== EXERCISE GOAL ==
Copy out every row below word for word, with no changes.

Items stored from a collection
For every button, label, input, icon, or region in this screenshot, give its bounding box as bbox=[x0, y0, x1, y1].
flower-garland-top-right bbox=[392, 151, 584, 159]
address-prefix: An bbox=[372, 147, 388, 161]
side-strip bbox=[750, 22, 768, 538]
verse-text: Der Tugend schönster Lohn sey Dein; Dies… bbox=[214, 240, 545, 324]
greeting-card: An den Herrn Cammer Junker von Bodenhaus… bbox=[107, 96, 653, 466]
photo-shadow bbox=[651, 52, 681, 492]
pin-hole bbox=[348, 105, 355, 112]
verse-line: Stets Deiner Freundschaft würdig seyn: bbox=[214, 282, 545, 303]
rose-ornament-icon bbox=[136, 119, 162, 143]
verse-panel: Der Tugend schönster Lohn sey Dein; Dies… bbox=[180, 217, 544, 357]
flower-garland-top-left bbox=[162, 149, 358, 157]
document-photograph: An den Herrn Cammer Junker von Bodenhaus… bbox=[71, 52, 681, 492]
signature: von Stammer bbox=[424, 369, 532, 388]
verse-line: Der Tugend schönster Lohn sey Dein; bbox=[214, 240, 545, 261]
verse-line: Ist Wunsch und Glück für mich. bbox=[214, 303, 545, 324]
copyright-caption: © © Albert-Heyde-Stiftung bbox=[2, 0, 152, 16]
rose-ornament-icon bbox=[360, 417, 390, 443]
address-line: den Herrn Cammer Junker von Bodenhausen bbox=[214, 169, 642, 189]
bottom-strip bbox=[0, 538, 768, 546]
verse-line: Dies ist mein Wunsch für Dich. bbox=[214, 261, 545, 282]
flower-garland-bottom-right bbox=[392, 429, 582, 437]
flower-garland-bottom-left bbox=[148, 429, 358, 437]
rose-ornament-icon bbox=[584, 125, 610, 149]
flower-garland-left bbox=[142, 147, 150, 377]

== OUTPUT BELOW ==
For every button, label, input, icon, or region in this screenshot, give its bounding box as bbox=[x0, y0, x1, y1].
flower-garland-top-right bbox=[392, 151, 584, 159]
address-prefix: An bbox=[372, 147, 388, 161]
side-strip bbox=[750, 22, 768, 538]
verse-text: Der Tugend schönster Lohn sey Dein; Dies… bbox=[214, 240, 545, 324]
greeting-card: An den Herrn Cammer Junker von Bodenhaus… bbox=[107, 96, 653, 466]
photo-shadow bbox=[651, 52, 681, 492]
pin-hole bbox=[348, 105, 355, 112]
verse-line: Stets Deiner Freundschaft würdig seyn: bbox=[214, 282, 545, 303]
rose-ornament-icon bbox=[136, 119, 162, 143]
verse-panel: Der Tugend schönster Lohn sey Dein; Dies… bbox=[180, 217, 544, 357]
flower-garland-top-left bbox=[162, 149, 358, 157]
document-photograph: An den Herrn Cammer Junker von Bodenhaus… bbox=[71, 52, 681, 492]
signature: von Stammer bbox=[424, 369, 532, 388]
verse-line: Der Tugend schönster Lohn sey Dein; bbox=[214, 240, 545, 261]
verse-line: Ist Wunsch und Glück für mich. bbox=[214, 303, 545, 324]
copyright-caption: © © Albert-Heyde-Stiftung bbox=[2, 0, 152, 16]
rose-ornament-icon bbox=[360, 417, 390, 443]
address-line: den Herrn Cammer Junker von Bodenhausen bbox=[214, 169, 642, 189]
bottom-strip bbox=[0, 538, 768, 546]
verse-line: Dies ist mein Wunsch für Dich. bbox=[214, 261, 545, 282]
flower-garland-bottom-right bbox=[392, 429, 582, 437]
flower-garland-bottom-left bbox=[148, 429, 358, 437]
rose-ornament-icon bbox=[584, 125, 610, 149]
flower-garland-left bbox=[142, 147, 150, 377]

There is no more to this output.